▶ [What is asked]
Pick out the lines below with "численность" and list them.

▶ [Provided material]
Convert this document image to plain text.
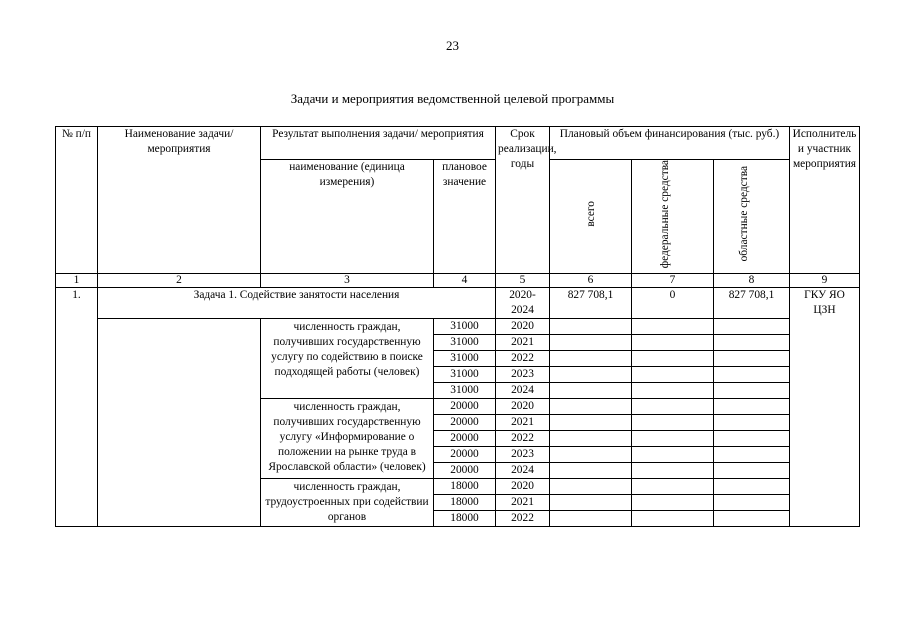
23
Задачи и мероприятия ведомственной целевой программы
№ п/п	Наименование задачи/ мероприятия	Результат выполнения задачи/ мероприятия		Срок реализации, годы	Плановый объем финансирования (тыс. руб.)			Исполнитель и участник мероприятия
		наименование (единица измерения)	плановое значение		всего	федеральные средства	областные средства	
1	2	3	4	5	6	7	8	9
1.	Задача 1. Содействие занятости населения			2020-2024	827 708,1	0	827 708,1	ГКУ ЯО ЦЗН
		численность граждан, получивших государственную услугу по содействию в поиске подходящей работы (человек)	31000	2020				
			31000	2021				
			31000	2022				
			31000	2023				
			31000	2024				
		численность граждан, получивших государственную услугу «Информирование о положении на рынке труда в Ярославской области» (человек)	20000	2020				
			20000	2021				
			20000	2022				
			20000	2023				
			20000	2024				
		численность граждан, трудоустроенных при содействии органов	18000	2020				
			18000	2021				
			18000	2022				
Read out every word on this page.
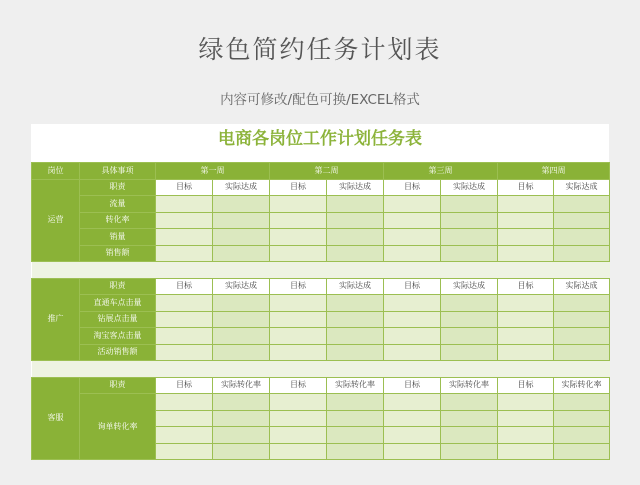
绿色简约任务计划表
内容可修改/配色可换/EXCEL格式
电商各岗位工作计划任务表
岗位	具体事项	第一周		第二周		第三周		第四周	
运营	职责	目标	实际达成	目标	实际达成	目标	实际达成	目标	实际达成
	流量								
	转化率								
	销量								
	销售额								

推广	职责	目标	实际达成	目标	实际达成	目标	实际达成	目标	实际达成
	直通车点击量								
	钻展点击量								
	淘宝客点击量								
	活动销售额								

客服	职责	目标	实际转化率	目标	实际转化率	目标	实际转化率	目标	实际转化率
	询单转化率								
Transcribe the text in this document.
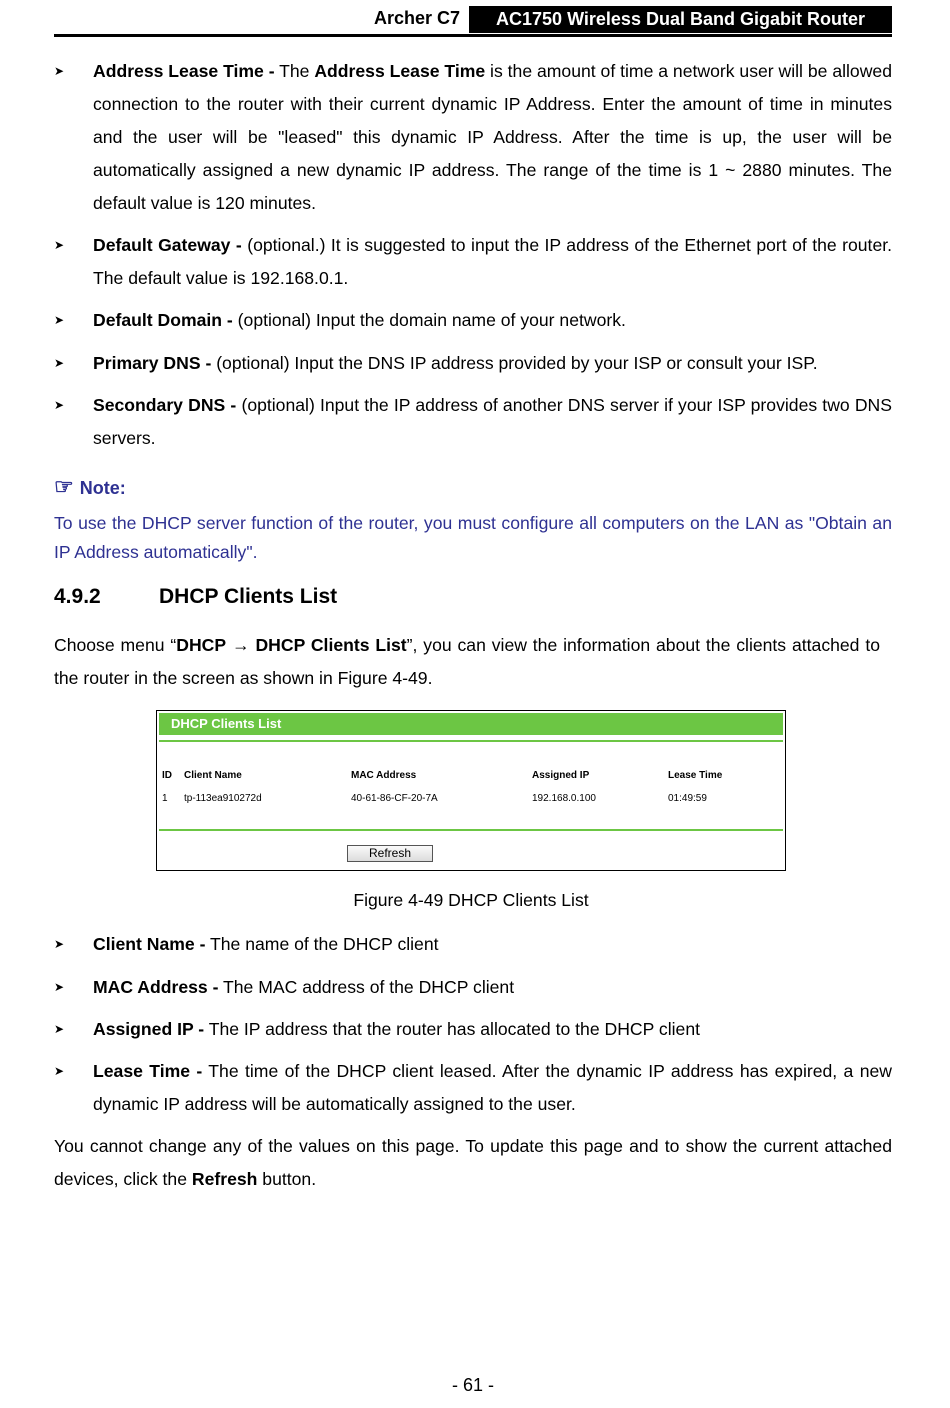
Archer C7	AC1750 Wireless Dual Band Gigabit Router
➤ Address Lease Time - The Address Lease Time is the amount of time a network user will be allowed connection to the router with their current dynamic IP Address. Enter the amount of time in minutes and the user will be "leased" this dynamic IP Address. After the time is up, the user will be automatically assigned a new dynamic IP address. The range of the time is 1 ~ 2880 minutes. The default value is 120 minutes.
➤ Default Gateway - (optional.) It is suggested to input the IP address of the Ethernet port of the router. The default value is 192.168.0.1.
➤ Default Domain - (optional) Input the domain name of your network.
➤ Primary DNS - (optional) Input the DNS IP address provided by your ISP or consult your ISP.
➤ Secondary DNS - (optional) Input the IP address of another DNS server if your ISP provides two DNS servers.
☞ Note:
To use the DHCP server function of the router, you must configure all computers on the LAN as "Obtain an IP Address automatically".
4.9.2	DHCP Clients List
Choose menu “DHCP → DHCP Clients List”, you can view the information about the clients attached to the router in the screen as shown in Figure 4-49.
DHCP Clients List
ID Client Name	MAC Address	Assigned IP	Lease Time
1 tp-113ea910272d	40-61-86-CF-20-7A	192.168.0.100	01:49:59
Refresh
Figure 4-49 DHCP Clients List
➤ Client Name - The name of the DHCP client
➤ MAC Address - The MAC address of the DHCP client
➤ Assigned IP - The IP address that the router has allocated to the DHCP client
➤ Lease Time - The time of the DHCP client leased. After the dynamic IP address has expired, a new dynamic IP address will be automatically assigned to the user.
You cannot change any of the values on this page. To update this page and to show the current attached devices, click the Refresh button.
- 61 -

▶ [Problem solution]
		численность граждан, получивших государственную услугу по содействию в поиске подходящей работы (человек)	31000	2020				
		численность граждан, получивших государственную услугу «Информирование о положении на рынке труда в Ярославской области» (человек)	20000	2020				
		численность граждан, трудоустроенных при содействии органов	18000	2020				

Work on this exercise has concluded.